━━ THE INPUT
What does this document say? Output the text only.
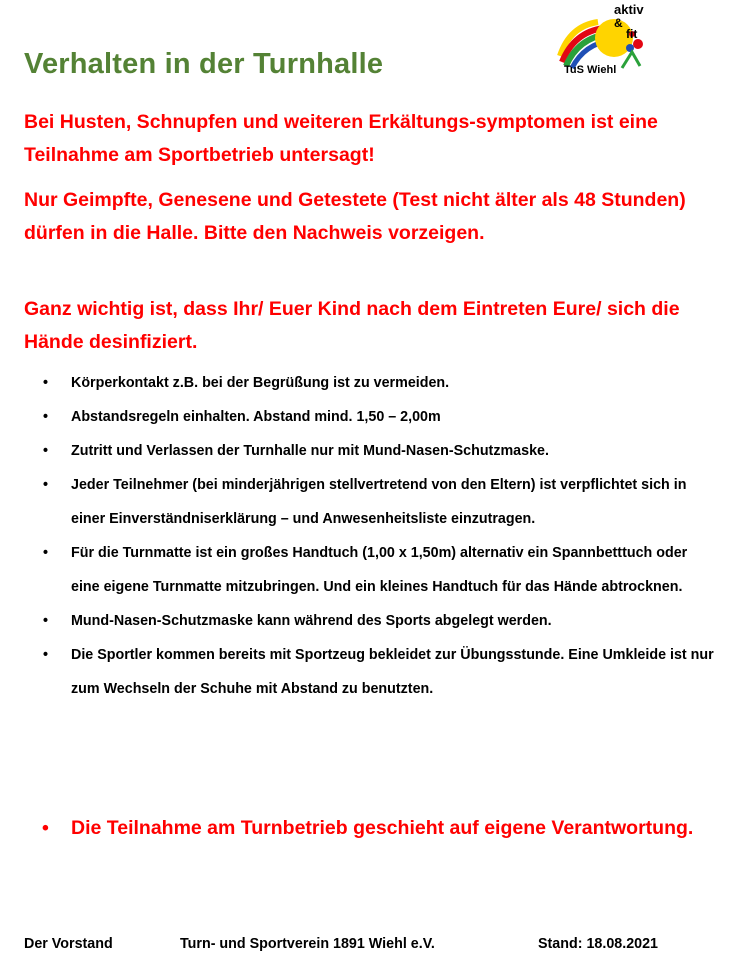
Verhalten in der Turnhalle
aktiv
&
fit
TuS Wiehl

Bei Husten, Schnupfen und weiteren Erkältungs-symptomen ist eine Teilnahme am Sportbetrieb untersagt!

Nur Geimpfte, Genesene und Getestete (Test nicht älter als 48 Stunden) dürfen in die Halle. Bitte den Nachweis vorzeigen.

Ganz wichtig ist, dass Ihr/ Euer Kind nach dem Eintreten Eure/ sich die Hände desinfiziert.

• Körperkontakt z.B. bei der Begrüßung ist zu vermeiden.
• Abstandsregeln einhalten. Abstand mind. 1,50 – 2,00m
• Zutritt und Verlassen der Turnhalle nur mit Mund-Nasen-Schutzmaske.
• Jeder Teilnehmer (bei minderjährigen stellvertretend von den Eltern) ist verpflichtet sich in einer Einverständniserklärung – und Anwesenheitsliste einzutragen.
• Für die Turnmatte ist ein großes Handtuch (1,00 x 1,50m) alternativ ein Spannbetttuch oder eine eigene Turnmatte mitzubringen. Und ein kleines Handtuch für das Hände abtrocknen.
• Mund-Nasen-Schutzmaske kann während des Sports abgelegt werden.
• Die Sportler kommen bereits mit Sportzeug bekleidet zur Übungsstunde. Eine Umkleide ist nur zum Wechseln der Schuhe mit Abstand zu benutzten.
• Die Teilnahme am Turnbetrieb geschieht auf eigene Verantwortung.
Der Vorstand	Turn- und Sportverein 1891 Wiehl e.V.	Stand: 18.08.2021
━━━━
> WHAT YOU NEED TO DO:
Where an entry contains an image, skip the image; repeat everything else exactly.

> RESPONSE BELOW:
What does this document say? Output the text only.
Verhalten in der Turnhalle
aktiv
&
fit
TuS Wiehl

Bei Husten, Schnupfen und weiteren Erkältungs-symptomen ist eine Teilnahme am Sportbetrieb untersagt!

Nur Geimpfte, Genesene und Getestete (Test nicht älter als 48 Stunden) dürfen in die Halle. Bitte den Nachweis vorzeigen.

Ganz wichtig ist, dass Ihr/ Euer Kind nach dem Eintreten Eure/ sich die Hände desinfiziert.

• Körperkontakt z.B. bei der Begrüßung ist zu vermeiden.
• Abstandsregeln einhalten. Abstand mind. 1,50 – 2,00m
• Zutritt und Verlassen der Turnhalle nur mit Mund-Nasen-Schutzmaske.
• Jeder Teilnehmer (bei minderjährigen stellvertretend von den Eltern) ist verpflichtet sich in einer Einverständniserklärung – und Anwesenheitsliste einzutragen.
• Für die Turnmatte ist ein großes Handtuch (1,00 x 1,50m) alternativ ein Spannbetttuch oder eine eigene Turnmatte mitzubringen. Und ein kleines Handtuch für das Hände abtrocknen.
• Mund-Nasen-Schutzmaske kann während des Sports abgelegt werden.
• Die Sportler kommen bereits mit Sportzeug bekleidet zur Übungsstunde. Eine Umkleide ist nur zum Wechseln der Schuhe mit Abstand zu benutzten.
• Die Teilnahme am Turnbetrieb geschieht auf eigene Verantwortung.
Der Vorstand	Turn- und Sportverein 1891 Wiehl e.V.	Stand: 18.08.2021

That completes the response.